§ Instructions for the task
Using the records provided below, locate and copy each line that contains the word "Programme".
** BEGIN Input material **
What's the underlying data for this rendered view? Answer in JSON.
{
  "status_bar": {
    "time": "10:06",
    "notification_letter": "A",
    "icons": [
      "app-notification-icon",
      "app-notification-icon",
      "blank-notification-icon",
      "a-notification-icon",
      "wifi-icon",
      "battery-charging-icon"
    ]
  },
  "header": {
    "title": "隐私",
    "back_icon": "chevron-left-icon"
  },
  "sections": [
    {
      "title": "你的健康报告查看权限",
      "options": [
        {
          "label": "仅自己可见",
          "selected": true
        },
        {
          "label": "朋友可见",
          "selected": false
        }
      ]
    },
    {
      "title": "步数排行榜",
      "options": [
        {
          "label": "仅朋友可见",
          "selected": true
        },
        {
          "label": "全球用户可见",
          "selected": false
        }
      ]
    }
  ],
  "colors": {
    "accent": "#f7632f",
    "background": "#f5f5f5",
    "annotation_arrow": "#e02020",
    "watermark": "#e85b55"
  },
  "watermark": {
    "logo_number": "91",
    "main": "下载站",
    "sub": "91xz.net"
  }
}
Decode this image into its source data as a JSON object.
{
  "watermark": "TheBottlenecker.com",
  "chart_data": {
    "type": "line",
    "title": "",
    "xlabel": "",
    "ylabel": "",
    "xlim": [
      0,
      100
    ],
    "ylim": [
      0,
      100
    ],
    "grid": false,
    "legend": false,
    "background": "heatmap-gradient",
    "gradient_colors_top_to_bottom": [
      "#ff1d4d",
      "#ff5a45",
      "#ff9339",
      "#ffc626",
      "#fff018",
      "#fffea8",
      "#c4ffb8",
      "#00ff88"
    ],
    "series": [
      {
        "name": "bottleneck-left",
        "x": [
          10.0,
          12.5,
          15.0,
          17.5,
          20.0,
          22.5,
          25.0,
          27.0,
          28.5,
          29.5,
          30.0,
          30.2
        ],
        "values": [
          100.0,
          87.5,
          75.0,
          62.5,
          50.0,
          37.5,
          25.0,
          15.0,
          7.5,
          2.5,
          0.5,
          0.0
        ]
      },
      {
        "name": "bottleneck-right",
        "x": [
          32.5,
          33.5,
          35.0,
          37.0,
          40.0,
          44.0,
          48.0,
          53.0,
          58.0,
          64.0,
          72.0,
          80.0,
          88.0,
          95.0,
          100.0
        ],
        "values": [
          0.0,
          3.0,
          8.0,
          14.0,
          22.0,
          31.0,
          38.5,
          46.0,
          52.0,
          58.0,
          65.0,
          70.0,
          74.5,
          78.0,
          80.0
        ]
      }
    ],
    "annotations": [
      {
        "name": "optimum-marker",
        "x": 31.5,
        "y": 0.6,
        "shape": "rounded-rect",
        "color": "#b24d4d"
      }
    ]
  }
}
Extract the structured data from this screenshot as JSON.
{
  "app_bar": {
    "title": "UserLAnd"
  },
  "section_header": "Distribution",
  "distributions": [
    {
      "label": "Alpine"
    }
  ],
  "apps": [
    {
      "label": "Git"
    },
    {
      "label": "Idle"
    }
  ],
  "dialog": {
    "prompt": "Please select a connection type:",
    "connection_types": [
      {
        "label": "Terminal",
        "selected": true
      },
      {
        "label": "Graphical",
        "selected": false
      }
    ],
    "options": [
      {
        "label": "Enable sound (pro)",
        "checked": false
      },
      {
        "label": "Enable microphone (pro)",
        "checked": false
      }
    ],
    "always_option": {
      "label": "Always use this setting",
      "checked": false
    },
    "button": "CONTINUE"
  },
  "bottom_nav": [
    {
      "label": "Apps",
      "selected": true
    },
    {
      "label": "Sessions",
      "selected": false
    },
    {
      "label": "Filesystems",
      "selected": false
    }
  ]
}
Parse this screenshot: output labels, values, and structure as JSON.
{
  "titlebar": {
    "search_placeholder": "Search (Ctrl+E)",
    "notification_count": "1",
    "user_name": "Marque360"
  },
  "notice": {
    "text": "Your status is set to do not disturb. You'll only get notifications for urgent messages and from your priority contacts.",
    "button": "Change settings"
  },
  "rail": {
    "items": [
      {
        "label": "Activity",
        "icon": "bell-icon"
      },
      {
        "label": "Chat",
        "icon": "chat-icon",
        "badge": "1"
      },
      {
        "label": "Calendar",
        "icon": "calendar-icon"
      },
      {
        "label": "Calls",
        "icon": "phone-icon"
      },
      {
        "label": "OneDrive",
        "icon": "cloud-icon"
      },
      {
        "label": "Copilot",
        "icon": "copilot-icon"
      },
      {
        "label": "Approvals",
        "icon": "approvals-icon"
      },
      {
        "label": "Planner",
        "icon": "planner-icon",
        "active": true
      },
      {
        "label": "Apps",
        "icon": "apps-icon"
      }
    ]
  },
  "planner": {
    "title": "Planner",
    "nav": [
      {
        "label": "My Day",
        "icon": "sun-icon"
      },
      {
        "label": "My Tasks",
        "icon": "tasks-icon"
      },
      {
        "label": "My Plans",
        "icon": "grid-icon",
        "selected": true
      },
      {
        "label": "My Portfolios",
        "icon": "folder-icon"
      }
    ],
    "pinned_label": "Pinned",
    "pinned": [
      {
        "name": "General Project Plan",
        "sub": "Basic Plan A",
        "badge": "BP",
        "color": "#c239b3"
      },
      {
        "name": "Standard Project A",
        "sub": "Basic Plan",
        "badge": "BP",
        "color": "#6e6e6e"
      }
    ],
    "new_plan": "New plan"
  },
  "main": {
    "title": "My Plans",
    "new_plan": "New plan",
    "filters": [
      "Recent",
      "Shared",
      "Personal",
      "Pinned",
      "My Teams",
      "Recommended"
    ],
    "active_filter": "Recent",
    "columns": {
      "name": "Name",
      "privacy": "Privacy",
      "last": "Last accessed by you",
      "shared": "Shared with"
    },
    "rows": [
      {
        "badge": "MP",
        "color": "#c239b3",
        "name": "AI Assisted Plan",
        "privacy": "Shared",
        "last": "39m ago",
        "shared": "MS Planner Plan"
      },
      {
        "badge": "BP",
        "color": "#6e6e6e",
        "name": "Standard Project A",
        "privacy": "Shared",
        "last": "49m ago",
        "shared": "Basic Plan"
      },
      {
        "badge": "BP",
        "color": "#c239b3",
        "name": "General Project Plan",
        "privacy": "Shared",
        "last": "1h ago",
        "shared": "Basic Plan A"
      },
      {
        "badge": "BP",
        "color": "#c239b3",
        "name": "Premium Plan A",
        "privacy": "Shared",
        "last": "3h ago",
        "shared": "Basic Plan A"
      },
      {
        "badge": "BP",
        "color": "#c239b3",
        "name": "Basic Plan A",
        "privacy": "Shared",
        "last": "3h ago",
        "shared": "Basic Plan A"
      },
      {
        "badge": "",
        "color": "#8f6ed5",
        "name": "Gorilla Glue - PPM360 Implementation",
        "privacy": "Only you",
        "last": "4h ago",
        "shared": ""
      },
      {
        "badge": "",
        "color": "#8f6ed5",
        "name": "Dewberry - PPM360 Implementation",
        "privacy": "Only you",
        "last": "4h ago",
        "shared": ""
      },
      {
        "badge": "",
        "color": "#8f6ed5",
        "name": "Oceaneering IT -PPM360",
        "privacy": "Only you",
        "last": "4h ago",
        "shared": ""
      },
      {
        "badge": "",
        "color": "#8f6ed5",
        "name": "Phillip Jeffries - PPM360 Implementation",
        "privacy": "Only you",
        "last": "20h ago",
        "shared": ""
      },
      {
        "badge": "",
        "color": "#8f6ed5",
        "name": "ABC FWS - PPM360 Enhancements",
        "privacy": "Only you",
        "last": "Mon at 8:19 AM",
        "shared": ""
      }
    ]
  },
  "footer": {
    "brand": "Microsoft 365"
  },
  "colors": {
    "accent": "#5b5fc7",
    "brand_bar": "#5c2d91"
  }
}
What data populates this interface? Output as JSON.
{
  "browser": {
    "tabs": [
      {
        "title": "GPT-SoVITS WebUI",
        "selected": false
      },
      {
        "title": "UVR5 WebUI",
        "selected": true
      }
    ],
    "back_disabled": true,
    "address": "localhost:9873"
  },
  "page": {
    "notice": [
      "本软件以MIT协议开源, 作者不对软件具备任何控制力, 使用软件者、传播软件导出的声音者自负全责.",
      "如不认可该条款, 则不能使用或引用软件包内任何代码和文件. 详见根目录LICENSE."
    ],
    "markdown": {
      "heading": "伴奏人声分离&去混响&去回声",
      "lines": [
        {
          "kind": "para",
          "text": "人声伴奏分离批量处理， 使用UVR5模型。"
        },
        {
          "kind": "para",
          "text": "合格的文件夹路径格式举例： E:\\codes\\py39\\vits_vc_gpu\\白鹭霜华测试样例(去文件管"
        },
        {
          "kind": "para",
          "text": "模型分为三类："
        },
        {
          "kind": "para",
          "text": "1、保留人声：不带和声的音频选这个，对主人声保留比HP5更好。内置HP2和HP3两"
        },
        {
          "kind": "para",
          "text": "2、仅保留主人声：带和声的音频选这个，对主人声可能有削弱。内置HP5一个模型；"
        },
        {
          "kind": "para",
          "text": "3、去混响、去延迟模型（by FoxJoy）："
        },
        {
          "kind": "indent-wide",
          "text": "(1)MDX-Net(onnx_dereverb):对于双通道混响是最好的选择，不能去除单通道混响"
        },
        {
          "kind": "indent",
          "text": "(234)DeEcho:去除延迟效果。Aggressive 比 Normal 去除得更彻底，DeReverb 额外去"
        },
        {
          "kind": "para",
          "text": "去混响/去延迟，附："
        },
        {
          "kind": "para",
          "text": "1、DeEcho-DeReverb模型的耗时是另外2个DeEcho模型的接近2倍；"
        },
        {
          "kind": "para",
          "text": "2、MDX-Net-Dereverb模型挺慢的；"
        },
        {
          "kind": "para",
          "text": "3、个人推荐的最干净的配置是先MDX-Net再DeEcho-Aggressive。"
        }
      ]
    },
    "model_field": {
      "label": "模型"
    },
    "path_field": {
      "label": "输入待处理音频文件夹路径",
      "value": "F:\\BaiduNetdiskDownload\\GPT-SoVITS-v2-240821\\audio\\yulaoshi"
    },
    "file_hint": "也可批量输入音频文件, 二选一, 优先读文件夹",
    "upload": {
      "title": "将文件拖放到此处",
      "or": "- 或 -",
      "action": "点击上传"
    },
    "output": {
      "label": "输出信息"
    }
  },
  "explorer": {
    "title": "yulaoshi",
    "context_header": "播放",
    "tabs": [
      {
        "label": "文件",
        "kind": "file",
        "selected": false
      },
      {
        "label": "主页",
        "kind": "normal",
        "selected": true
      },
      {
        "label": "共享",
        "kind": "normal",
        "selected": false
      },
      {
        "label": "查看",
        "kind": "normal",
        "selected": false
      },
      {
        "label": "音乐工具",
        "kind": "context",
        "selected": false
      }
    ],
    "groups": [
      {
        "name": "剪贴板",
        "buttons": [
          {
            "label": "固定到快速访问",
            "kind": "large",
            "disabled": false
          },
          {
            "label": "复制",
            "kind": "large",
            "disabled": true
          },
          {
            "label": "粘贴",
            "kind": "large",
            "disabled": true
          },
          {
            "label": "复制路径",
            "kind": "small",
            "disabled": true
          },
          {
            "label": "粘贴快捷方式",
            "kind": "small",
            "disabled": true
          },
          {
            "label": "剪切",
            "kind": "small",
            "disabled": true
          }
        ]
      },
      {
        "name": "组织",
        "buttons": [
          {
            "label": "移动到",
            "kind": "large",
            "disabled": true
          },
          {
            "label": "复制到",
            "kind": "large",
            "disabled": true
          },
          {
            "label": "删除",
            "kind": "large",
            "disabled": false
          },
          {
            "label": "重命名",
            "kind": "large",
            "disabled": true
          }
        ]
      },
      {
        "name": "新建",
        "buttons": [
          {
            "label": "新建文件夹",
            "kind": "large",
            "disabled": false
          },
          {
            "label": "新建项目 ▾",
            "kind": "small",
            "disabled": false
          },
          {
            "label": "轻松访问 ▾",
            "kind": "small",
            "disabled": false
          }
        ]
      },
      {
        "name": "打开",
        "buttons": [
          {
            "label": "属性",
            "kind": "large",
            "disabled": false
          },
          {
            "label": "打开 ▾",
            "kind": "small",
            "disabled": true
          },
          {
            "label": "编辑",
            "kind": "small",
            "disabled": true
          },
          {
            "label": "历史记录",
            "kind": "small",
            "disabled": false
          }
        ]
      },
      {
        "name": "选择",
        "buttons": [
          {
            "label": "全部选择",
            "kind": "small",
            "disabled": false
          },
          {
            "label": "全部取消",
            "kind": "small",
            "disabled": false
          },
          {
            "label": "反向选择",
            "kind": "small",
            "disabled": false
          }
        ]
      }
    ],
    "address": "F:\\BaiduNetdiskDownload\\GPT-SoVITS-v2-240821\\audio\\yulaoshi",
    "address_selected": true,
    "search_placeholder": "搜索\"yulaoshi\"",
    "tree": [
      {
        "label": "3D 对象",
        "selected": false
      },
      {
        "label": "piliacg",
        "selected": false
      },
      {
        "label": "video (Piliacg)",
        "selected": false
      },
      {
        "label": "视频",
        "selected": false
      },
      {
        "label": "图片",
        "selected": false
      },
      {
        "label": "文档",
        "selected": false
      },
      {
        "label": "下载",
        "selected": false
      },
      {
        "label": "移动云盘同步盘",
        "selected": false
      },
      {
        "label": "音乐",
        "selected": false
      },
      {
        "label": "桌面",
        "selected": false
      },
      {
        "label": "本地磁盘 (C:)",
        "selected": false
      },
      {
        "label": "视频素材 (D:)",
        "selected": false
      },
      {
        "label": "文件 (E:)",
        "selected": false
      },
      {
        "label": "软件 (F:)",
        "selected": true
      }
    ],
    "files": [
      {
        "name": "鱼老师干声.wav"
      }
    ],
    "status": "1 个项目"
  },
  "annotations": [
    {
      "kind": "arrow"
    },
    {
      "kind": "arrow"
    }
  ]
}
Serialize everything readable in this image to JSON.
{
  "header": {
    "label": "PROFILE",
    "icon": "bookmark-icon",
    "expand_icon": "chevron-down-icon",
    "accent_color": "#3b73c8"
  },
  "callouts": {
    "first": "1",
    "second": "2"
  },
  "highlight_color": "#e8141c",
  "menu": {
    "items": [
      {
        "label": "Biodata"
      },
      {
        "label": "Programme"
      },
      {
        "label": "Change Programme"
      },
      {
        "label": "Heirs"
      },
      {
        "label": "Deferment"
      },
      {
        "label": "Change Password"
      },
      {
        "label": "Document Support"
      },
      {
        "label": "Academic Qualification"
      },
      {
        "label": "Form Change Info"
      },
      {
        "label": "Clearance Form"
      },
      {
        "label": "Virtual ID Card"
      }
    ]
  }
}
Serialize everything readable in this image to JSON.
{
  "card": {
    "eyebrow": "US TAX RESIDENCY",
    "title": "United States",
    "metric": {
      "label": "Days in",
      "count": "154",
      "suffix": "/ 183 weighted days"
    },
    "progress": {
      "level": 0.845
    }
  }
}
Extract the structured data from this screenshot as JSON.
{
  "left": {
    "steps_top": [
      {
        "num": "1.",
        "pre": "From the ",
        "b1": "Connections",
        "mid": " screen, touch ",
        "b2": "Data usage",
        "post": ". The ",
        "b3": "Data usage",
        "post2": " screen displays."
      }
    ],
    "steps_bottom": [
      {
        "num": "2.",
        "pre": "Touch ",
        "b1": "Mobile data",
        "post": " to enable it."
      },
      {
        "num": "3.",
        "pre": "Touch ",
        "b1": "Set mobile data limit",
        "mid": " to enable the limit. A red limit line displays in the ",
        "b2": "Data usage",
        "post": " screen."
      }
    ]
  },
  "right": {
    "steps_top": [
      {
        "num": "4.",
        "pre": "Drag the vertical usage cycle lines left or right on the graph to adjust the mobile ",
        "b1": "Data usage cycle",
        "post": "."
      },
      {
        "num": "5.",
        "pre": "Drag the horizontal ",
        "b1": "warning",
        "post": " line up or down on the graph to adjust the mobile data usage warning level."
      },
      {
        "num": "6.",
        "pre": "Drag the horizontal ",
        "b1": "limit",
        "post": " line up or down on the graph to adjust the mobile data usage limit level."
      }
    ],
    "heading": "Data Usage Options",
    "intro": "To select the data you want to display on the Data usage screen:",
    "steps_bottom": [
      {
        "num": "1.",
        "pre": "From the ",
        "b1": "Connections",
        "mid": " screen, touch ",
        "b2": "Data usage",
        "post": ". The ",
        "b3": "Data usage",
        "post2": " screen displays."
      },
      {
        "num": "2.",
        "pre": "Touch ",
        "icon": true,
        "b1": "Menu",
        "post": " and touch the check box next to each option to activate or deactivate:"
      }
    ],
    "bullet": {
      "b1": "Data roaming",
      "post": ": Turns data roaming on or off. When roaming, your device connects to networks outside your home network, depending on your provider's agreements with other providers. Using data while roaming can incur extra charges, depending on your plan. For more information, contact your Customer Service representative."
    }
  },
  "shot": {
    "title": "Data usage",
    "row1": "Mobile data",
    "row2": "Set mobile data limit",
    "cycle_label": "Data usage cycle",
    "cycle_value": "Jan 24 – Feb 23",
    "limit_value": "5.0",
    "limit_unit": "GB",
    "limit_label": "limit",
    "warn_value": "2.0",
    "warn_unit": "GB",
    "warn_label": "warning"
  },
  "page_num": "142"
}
** END Input material **
§ The response
        "label": "Programme"
        "label": "Change Programme"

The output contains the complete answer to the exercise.